● Input material:
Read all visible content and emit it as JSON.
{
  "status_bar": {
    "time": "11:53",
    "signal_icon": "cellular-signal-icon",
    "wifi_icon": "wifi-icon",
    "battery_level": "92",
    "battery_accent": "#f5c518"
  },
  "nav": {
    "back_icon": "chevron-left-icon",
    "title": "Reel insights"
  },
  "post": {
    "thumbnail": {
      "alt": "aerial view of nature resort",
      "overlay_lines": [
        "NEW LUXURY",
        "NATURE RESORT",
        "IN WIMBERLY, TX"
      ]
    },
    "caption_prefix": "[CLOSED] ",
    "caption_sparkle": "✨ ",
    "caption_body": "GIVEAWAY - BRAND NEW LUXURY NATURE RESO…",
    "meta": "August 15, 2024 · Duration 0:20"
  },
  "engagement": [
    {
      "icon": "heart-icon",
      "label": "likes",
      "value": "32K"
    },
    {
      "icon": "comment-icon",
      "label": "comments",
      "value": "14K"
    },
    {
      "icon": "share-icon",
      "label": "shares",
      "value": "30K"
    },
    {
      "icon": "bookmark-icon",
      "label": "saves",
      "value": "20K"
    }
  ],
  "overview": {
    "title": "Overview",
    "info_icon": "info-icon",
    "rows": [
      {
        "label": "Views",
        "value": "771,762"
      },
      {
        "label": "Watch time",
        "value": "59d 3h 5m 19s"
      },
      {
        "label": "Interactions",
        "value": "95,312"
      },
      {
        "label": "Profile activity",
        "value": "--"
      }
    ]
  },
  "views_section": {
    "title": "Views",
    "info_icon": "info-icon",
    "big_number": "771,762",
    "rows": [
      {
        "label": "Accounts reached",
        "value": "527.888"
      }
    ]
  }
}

==

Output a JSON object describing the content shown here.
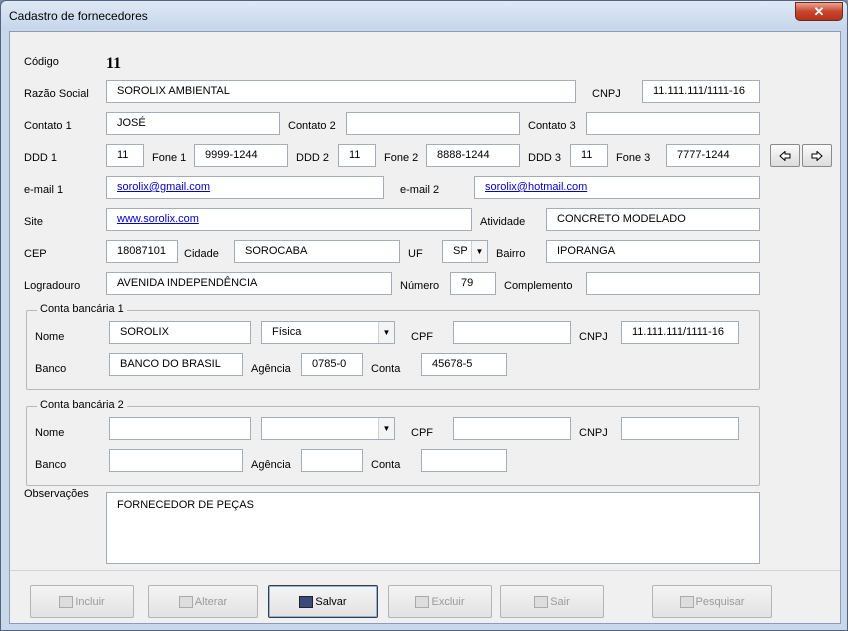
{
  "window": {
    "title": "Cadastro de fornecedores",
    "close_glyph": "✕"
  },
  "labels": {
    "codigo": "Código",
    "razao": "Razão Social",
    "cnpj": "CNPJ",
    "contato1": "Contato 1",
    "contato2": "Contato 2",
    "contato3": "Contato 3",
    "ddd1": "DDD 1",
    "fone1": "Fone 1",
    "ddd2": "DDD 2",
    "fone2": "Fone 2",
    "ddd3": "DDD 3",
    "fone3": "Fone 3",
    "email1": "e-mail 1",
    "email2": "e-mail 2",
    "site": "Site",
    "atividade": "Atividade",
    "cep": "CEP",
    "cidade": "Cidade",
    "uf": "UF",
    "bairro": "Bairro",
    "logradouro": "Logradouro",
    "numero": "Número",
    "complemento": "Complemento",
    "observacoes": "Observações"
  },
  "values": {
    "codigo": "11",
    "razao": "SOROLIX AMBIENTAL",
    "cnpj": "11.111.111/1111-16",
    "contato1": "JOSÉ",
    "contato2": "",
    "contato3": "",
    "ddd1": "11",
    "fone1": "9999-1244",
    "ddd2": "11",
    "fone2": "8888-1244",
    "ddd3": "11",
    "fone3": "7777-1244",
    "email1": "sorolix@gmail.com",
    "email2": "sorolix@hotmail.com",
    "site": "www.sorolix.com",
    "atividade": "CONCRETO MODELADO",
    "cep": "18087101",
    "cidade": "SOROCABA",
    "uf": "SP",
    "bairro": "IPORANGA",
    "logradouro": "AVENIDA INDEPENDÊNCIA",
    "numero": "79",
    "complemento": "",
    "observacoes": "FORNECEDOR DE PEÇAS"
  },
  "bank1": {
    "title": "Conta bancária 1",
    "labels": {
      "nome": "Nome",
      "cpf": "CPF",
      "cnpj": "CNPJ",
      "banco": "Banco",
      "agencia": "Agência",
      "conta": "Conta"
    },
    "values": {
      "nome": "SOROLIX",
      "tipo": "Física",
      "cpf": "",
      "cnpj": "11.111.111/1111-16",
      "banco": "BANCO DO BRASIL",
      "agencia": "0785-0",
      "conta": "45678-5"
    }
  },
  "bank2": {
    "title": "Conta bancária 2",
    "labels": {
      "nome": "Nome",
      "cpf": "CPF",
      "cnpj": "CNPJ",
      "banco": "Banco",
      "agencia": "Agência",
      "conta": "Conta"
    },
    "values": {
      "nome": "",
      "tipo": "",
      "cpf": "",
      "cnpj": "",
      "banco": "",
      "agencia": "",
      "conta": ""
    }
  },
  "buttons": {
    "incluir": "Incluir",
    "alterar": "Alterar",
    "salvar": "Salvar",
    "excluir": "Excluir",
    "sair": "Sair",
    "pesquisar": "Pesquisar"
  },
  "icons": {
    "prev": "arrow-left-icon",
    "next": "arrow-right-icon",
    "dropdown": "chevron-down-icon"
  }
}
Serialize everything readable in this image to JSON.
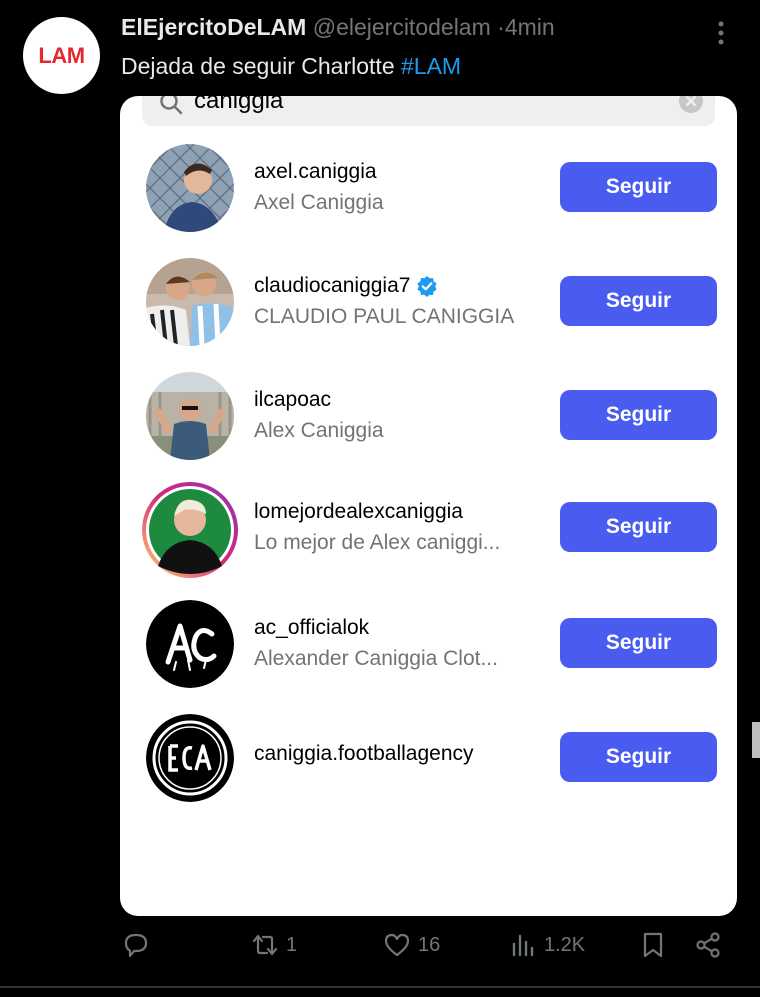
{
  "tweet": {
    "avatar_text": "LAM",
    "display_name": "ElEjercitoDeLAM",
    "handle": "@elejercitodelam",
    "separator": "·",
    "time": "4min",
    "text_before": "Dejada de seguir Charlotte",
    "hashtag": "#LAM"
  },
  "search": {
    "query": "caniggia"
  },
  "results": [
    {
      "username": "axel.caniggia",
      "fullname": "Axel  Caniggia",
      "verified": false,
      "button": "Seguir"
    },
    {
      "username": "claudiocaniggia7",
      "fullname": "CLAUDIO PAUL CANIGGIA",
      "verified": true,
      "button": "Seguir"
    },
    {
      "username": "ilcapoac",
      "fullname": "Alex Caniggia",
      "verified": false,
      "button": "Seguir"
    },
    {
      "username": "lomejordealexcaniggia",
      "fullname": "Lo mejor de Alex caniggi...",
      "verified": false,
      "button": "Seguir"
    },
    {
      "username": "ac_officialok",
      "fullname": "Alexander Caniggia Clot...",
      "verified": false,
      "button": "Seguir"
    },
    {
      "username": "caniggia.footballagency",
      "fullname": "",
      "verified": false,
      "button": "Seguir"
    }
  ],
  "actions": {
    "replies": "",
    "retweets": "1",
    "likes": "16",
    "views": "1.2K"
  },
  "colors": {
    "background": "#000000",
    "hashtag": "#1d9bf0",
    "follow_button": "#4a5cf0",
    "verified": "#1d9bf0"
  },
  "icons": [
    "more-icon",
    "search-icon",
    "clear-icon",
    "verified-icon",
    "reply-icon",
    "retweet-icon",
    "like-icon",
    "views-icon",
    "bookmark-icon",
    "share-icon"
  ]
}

---

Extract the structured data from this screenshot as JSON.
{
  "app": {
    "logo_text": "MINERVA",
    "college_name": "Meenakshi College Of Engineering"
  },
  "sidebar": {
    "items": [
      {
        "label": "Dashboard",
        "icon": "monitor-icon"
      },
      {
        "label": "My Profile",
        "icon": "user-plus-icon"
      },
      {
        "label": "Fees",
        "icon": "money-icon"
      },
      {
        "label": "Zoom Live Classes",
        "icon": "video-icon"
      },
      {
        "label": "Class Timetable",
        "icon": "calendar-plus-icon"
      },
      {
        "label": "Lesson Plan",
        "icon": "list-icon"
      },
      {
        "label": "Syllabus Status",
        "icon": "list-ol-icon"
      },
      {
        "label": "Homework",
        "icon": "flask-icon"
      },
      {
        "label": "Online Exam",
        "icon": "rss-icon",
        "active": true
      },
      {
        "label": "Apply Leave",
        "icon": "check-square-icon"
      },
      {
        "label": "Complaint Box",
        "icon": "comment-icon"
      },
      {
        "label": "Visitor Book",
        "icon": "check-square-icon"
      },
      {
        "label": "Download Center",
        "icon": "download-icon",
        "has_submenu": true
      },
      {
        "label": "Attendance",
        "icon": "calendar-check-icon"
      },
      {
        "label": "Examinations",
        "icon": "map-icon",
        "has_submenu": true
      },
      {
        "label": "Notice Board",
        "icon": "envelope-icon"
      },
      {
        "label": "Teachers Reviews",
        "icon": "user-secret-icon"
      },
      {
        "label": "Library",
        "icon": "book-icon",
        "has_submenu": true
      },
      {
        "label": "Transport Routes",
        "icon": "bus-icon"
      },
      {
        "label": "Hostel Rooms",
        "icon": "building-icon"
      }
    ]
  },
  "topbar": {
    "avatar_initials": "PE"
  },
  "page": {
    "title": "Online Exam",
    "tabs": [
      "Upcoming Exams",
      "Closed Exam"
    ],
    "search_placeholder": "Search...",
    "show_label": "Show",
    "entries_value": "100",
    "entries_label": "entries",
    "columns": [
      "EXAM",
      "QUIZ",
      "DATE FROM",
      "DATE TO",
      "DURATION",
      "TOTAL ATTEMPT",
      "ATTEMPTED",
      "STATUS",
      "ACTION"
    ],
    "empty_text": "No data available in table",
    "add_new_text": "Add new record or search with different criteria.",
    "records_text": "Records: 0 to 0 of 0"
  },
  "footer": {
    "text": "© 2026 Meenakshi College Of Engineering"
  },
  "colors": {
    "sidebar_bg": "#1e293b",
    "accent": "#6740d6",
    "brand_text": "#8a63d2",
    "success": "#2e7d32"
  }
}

● Aim of the task: Pick out all lines from the data above in which the word "title" appears.

● Result:
    "title": "Reel insights"
    "title": "Overview",
    "title": "Views",
    "title": "Cadastro de fornecedores",
    "title": "Conta bancária 1",
    "title": "Conta bancária 2",
    "title": "Online Exam",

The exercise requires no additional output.